--- Begin Dataset content ---

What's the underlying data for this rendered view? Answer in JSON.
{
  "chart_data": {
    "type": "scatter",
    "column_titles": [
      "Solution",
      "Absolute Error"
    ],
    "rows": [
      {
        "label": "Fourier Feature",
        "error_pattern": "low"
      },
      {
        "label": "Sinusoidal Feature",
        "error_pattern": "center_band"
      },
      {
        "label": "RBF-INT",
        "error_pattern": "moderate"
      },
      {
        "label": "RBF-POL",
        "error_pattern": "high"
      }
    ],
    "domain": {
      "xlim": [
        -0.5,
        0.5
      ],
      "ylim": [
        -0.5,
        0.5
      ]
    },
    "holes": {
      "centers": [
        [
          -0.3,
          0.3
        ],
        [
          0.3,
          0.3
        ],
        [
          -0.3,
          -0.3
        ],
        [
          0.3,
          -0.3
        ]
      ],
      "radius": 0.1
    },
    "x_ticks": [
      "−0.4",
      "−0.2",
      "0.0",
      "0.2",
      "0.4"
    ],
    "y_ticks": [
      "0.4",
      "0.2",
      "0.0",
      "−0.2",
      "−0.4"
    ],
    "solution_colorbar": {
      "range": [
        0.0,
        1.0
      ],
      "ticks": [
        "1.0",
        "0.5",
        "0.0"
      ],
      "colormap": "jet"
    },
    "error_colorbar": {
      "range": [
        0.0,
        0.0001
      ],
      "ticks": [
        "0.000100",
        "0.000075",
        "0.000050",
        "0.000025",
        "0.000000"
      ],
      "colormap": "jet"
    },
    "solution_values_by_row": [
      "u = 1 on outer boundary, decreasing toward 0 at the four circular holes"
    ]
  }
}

--- End Dataset content ---

▶ What needs to be done
Set every line of the listing down word for word.

▶ Written response
What's the underlying data for this rendered view? Answer in JSON.
{
  "chart_data": {
    "type": "scatter",
    "column_titles": [
      "Solution",
      "Absolute Error"
    ],
    "rows": [
      {
        "label": "Fourier Feature",
        "error_pattern": "low"
      },
      {
        "label": "Sinusoidal Feature",
        "error_pattern": "center_band"
      },
      {
        "label": "RBF-INT",
        "error_pattern": "moderate"
      },
      {
        "label": "RBF-POL",
        "error_pattern": "high"
      }
    ],
    "domain": {
      "xlim": [
        -0.5,
        0.5
      ],
      "ylim": [
        -0.5,
        0.5
      ]
    },
    "holes": {
      "centers": [
        [
          -0.3,
          0.3
        ],
        [
          0.3,
          0.3
        ],
        [
          -0.3,
          -0.3
        ],
        [
          0.3,
          -0.3
        ]
      ],
      "radius": 0.1
    },
    "x_ticks": [
      "−0.4",
      "−0.2",
      "0.0",
      "0.2",
      "0.4"
    ],
    "y_ticks": [
      "0.4",
      "0.2",
      "0.0",
      "−0.2",
      "−0.4"
    ],
    "solution_colorbar": {
      "range": [
        0.0,
        1.0
      ],
      "ticks": [
        "1.0",
        "0.5",
        "0.0"
      ],
      "colormap": "jet"
    },
    "error_colorbar": {
      "range": [
        0.0,
        0.0001
      ],
      "ticks": [
        "0.000100",
        "0.000075",
        "0.000050",
        "0.000025",
        "0.000000"
      ],
      "colormap": "jet"
    },
    "solution_values_by_row": [
      "u = 1 on outer boundary, decreasing toward 0 at the four circular holes"
    ]
  }
}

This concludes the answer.